Given request
Whenever a line below holds the word "betegek", copy that line.

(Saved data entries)
Begin
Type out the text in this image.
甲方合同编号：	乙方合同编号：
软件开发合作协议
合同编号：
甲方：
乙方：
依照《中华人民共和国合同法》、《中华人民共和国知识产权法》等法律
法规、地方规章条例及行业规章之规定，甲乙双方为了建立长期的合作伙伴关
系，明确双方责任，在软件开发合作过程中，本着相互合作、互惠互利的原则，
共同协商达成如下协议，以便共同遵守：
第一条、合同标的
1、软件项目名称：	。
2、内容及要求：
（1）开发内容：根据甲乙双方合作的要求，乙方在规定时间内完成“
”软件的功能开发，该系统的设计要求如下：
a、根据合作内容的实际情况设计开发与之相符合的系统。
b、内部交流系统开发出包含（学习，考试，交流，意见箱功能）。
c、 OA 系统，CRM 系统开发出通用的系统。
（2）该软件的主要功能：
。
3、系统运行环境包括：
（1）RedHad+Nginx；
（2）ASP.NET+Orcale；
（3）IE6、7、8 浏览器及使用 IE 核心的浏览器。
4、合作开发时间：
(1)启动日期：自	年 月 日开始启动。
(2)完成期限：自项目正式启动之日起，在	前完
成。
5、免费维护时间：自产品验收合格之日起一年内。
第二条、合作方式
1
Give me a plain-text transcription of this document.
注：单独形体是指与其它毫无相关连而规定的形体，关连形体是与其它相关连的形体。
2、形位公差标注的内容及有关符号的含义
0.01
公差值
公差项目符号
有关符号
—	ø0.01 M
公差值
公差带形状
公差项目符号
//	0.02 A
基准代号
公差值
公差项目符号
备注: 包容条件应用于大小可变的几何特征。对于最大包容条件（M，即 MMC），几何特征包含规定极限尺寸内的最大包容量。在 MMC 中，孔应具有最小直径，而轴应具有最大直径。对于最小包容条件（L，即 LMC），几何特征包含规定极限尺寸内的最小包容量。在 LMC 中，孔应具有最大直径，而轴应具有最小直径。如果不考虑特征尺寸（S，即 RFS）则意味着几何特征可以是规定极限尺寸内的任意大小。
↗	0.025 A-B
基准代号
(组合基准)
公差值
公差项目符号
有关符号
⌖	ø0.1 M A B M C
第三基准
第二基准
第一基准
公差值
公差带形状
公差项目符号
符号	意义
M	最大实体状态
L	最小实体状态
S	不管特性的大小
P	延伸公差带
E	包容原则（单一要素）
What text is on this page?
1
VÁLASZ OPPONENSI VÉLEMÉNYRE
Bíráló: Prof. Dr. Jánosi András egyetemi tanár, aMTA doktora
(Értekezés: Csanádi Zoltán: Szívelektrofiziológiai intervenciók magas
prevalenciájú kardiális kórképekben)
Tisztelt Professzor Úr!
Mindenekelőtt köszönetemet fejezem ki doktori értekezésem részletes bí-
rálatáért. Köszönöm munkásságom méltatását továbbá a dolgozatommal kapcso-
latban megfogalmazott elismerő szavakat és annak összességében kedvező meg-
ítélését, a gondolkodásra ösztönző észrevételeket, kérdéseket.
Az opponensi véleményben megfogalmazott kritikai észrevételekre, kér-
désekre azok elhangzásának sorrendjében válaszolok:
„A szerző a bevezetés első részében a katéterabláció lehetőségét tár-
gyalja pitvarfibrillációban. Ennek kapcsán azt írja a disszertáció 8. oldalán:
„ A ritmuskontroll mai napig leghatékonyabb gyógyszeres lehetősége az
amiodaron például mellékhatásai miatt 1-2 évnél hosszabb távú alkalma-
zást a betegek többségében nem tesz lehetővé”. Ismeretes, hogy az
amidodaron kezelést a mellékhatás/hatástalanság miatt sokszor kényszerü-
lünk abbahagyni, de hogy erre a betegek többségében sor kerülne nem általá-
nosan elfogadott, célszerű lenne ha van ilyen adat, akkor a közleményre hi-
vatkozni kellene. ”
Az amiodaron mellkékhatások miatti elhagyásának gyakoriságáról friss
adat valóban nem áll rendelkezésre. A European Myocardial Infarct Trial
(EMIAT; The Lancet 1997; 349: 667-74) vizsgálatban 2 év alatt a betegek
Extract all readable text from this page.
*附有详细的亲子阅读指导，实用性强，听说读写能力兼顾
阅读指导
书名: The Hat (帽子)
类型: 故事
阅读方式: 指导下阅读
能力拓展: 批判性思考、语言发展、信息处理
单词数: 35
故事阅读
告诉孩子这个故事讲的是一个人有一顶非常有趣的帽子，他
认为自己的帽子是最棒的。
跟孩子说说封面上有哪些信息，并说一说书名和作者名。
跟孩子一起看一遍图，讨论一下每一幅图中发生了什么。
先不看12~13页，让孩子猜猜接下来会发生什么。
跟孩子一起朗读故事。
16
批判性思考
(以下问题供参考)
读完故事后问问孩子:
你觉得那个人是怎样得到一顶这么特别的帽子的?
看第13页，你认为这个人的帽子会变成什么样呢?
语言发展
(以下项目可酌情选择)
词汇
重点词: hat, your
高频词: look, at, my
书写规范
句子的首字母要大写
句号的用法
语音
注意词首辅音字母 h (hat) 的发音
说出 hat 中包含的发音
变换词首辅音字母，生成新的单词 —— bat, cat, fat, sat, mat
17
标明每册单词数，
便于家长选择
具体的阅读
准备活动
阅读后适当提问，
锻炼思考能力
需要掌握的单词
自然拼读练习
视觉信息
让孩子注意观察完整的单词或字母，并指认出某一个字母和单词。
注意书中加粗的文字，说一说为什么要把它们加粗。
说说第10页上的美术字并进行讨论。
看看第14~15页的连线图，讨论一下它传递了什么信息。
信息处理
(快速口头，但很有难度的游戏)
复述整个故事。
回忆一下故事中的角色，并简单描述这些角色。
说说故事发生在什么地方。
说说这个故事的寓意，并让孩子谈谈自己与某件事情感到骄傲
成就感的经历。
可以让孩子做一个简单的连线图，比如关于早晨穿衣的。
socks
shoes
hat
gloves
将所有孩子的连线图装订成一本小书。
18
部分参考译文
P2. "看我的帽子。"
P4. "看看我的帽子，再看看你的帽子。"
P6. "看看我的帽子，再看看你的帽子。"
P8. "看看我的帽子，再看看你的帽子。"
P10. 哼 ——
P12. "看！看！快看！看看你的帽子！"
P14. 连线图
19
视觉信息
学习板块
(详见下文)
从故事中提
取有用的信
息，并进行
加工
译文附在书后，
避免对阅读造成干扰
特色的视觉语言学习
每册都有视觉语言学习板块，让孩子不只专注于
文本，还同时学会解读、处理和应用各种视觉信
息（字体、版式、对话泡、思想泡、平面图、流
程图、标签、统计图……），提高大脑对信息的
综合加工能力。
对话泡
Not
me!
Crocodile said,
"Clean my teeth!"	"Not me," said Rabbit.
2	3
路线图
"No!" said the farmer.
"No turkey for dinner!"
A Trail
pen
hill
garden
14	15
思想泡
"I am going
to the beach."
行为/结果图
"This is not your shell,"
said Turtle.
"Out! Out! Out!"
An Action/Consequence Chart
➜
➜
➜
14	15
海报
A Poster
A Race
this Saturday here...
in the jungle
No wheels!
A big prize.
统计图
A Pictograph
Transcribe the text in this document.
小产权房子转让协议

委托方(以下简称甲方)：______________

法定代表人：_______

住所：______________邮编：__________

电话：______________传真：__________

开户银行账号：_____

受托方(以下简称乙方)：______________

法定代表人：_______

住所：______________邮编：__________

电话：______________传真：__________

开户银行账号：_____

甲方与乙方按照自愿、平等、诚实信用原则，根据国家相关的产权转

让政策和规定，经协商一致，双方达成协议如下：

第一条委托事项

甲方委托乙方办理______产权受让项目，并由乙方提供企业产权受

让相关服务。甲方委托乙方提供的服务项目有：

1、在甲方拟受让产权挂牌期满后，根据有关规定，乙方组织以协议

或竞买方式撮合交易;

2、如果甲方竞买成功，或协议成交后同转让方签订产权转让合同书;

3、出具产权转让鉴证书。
End
In response
zást a betegek többségében nem tesz lehetővé”. Ismeretes, hogy az
lünk abbahagyni, de hogy erre a betegek többségében sor kerülne nem általá-
(EMIAT; The Lancet 1997; 349: 667-74) vizsgálatban 2 év alatt a betegek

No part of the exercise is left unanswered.